**What you are asked to do:** Return each line of the records holding the string "name".

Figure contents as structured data
>>>
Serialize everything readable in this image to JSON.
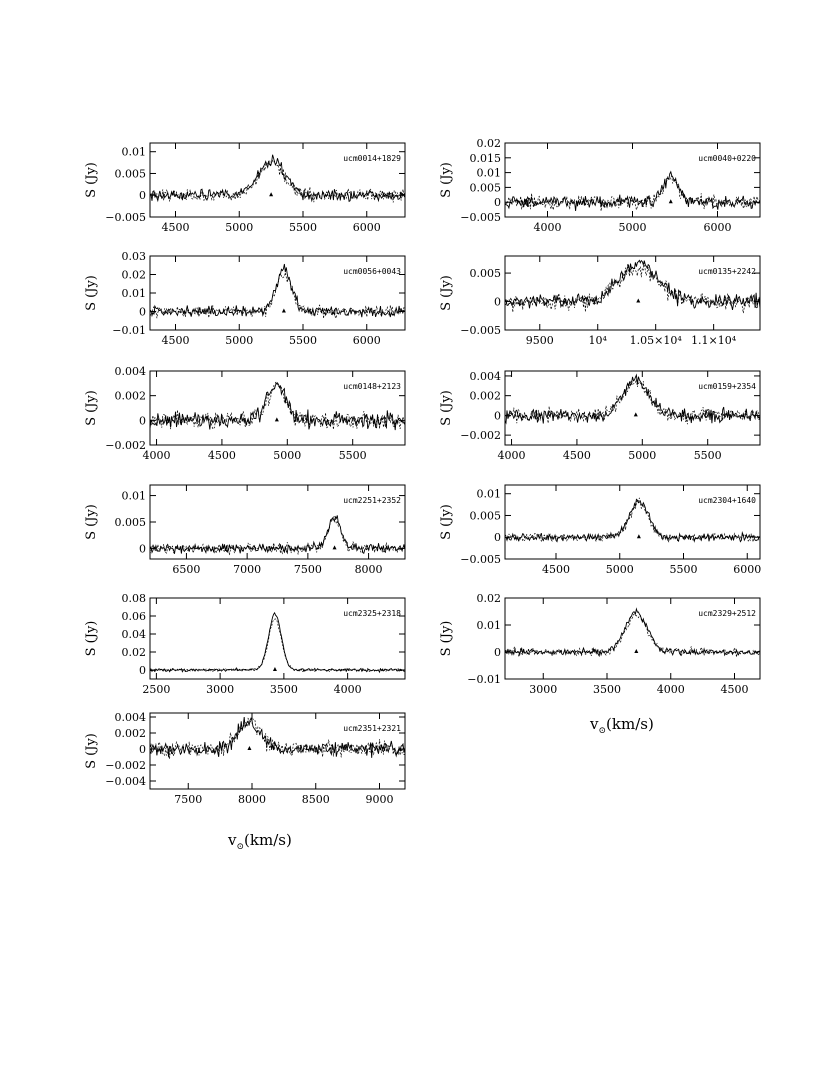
{
  "figure": {
    "ylabel": "S (Jy)",
    "xlabel_left": "v",
    "xlabel_right": "v",
    "xlabel_sub": "⊙",
    "xlabel_unit": "(km/s)"
  },
  "chart_data": [
    {
      "type": "line",
      "name": "ucm0014+1829",
      "xlim": [
        4300,
        6300
      ],
      "ylim": [
        -0.005,
        0.012
      ],
      "xticks": [
        4500,
        5000,
        5500,
        6000
      ],
      "xtick_labels": [
        "4500",
        "5000",
        "5500",
        "6000"
      ],
      "yticks": [
        -0.005,
        0,
        0.005,
        0.01
      ],
      "ytick_labels": [
        "−0.005",
        "0",
        "0.005",
        "0.01"
      ],
      "noise": 0.0012,
      "line_center": 5250,
      "line_width": 180,
      "line_peak": 0.008,
      "marker_v": 5250
    },
    {
      "type": "line",
      "name": "ucm0040+0220",
      "xlim": [
        3500,
        6500
      ],
      "ylim": [
        -0.005,
        0.02
      ],
      "xticks": [
        4000,
        5000,
        6000
      ],
      "xtick_labels": [
        "4000",
        "5000",
        "6000"
      ],
      "yticks": [
        -0.005,
        0,
        0.005,
        0.01,
        0.015,
        0.02
      ],
      "ytick_labels": [
        "−0.005",
        "0",
        "0.005",
        "0.01",
        "0.015",
        "0.02"
      ],
      "noise": 0.002,
      "line_center": 5450,
      "line_width": 150,
      "line_peak": 0.009,
      "marker_v": 5450
    },
    {
      "type": "line",
      "name": "ucm0056+0043",
      "xlim": [
        4300,
        6300
      ],
      "ylim": [
        -0.01,
        0.03
      ],
      "xticks": [
        4500,
        5000,
        5500,
        6000
      ],
      "xtick_labels": [
        "4500",
        "5000",
        "5500",
        "6000"
      ],
      "yticks": [
        -0.01,
        0,
        0.01,
        0.02,
        0.03
      ],
      "ytick_labels": [
        "−0.01",
        "0",
        "0.01",
        "0.02",
        "0.03"
      ],
      "noise": 0.0025,
      "line_center": 5350,
      "line_width": 110,
      "line_peak": 0.022,
      "marker_v": 5350
    },
    {
      "type": "line",
      "name": "ucm0135+2242",
      "xlim": [
        9200,
        11400
      ],
      "ylim": [
        -0.005,
        0.008
      ],
      "xticks": [
        9500,
        10000,
        10500,
        11000
      ],
      "xtick_labels": [
        "9500",
        "10⁴",
        "1.05×10⁴",
        "1.1×10⁴"
      ],
      "yticks": [
        -0.005,
        0,
        0.005
      ],
      "ytick_labels": [
        "−0.005",
        "0",
        "0.005"
      ],
      "noise": 0.0012,
      "line_center": 10350,
      "line_width": 300,
      "line_peak": 0.0065,
      "marker_v": 10350
    },
    {
      "type": "line",
      "name": "ucm0148+2123",
      "xlim": [
        3950,
        5900
      ],
      "ylim": [
        -0.002,
        0.004
      ],
      "xticks": [
        4000,
        4500,
        5000,
        5500
      ],
      "xtick_labels": [
        "4000",
        "4500",
        "5000",
        "5500"
      ],
      "yticks": [
        -0.002,
        0,
        0.002,
        0.004
      ],
      "ytick_labels": [
        "−0.002",
        "0",
        "0.002",
        "0.004"
      ],
      "noise": 0.0006,
      "line_center": 4920,
      "line_width": 120,
      "line_peak": 0.003,
      "marker_v": 4920
    },
    {
      "type": "line",
      "name": "ucm0159+2354",
      "xlim": [
        3950,
        5900
      ],
      "ylim": [
        -0.003,
        0.0045
      ],
      "xticks": [
        4000,
        4500,
        5000,
        5500
      ],
      "xtick_labels": [
        "4000",
        "4500",
        "5000",
        "5500"
      ],
      "yticks": [
        -0.002,
        0,
        0.002,
        0.004
      ],
      "ytick_labels": [
        "−0.002",
        "0",
        "0.002",
        "0.004"
      ],
      "noise": 0.0006,
      "line_center": 4950,
      "line_width": 180,
      "line_peak": 0.0035,
      "marker_v": 4950
    },
    {
      "type": "line",
      "name": "ucm2251+2352",
      "xlim": [
        6200,
        8300
      ],
      "ylim": [
        -0.002,
        0.012
      ],
      "xticks": [
        6500,
        7000,
        7500,
        8000
      ],
      "xtick_labels": [
        "6500",
        "7000",
        "7500",
        "8000"
      ],
      "yticks": [
        0,
        0.005,
        0.01
      ],
      "ytick_labels": [
        "0",
        "0.005",
        "0.01"
      ],
      "noise": 0.0008,
      "line_center": 7720,
      "line_width": 90,
      "line_peak": 0.006,
      "marker_v": 7720
    },
    {
      "type": "line",
      "name": "ucm2304+1640",
      "xlim": [
        4100,
        6100
      ],
      "ylim": [
        -0.005,
        0.012
      ],
      "xticks": [
        4500,
        5000,
        5500,
        6000
      ],
      "xtick_labels": [
        "4500",
        "5000",
        "5500",
        "6000"
      ],
      "yticks": [
        -0.005,
        0,
        0.005,
        0.01
      ],
      "ytick_labels": [
        "−0.005",
        "0",
        "0.005",
        "0.01"
      ],
      "noise": 0.0008,
      "line_center": 5150,
      "line_width": 130,
      "line_peak": 0.0085,
      "marker_v": 5150
    },
    {
      "type": "line",
      "name": "ucm2325+2318",
      "xlim": [
        2450,
        4450
      ],
      "ylim": [
        -0.01,
        0.08
      ],
      "xticks": [
        2500,
        3000,
        3500,
        4000
      ],
      "xtick_labels": [
        "2500",
        "3000",
        "3500",
        "4000"
      ],
      "yticks": [
        0,
        0.02,
        0.04,
        0.06,
        0.08
      ],
      "ytick_labels": [
        "0",
        "0.02",
        "0.04",
        "0.06",
        "0.08"
      ],
      "noise": 0.0015,
      "line_center": 3430,
      "line_width": 90,
      "line_peak": 0.062,
      "marker_v": 3430
    },
    {
      "type": "line",
      "name": "ucm2329+2512",
      "xlim": [
        2700,
        4700
      ],
      "ylim": [
        -0.01,
        0.02
      ],
      "xticks": [
        3000,
        3500,
        4000,
        4500
      ],
      "xtick_labels": [
        "3000",
        "3500",
        "4000",
        "4500"
      ],
      "yticks": [
        -0.01,
        0,
        0.01,
        0.02
      ],
      "ytick_labels": [
        "−0.01",
        "0",
        "0.01",
        "0.02"
      ],
      "noise": 0.0012,
      "line_center": 3730,
      "line_width": 150,
      "line_peak": 0.015,
      "marker_v": 3730
    },
    {
      "type": "line",
      "name": "ucm2351+2321",
      "xlim": [
        7200,
        9200
      ],
      "ylim": [
        -0.005,
        0.0045
      ],
      "xticks": [
        7500,
        8000,
        8500,
        9000
      ],
      "xtick_labels": [
        "7500",
        "8000",
        "8500",
        "9000"
      ],
      "yticks": [
        -0.004,
        -0.002,
        0,
        0.002,
        0.004
      ],
      "ytick_labels": [
        "−0.004",
        "−0.002",
        "0",
        "0.002",
        "0.004"
      ],
      "noise": 0.0008,
      "line_center": 7980,
      "line_width": 160,
      "line_peak": 0.0035,
      "marker_v": 7980
    }
  ]
}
<<<
**The output:**
      "name": "ucm0014+1829",
      "name": "ucm0040+0220",
      "name": "ucm0056+0043",
      "name": "ucm0135+2242",
      "name": "ucm0148+2123",
      "name": "ucm0159+2354",
      "name": "ucm2251+2352",
      "name": "ucm2304+1640",
      "name": "ucm2325+2318",
      "name": "ucm2329+2512",
      "name": "ucm2351+2321",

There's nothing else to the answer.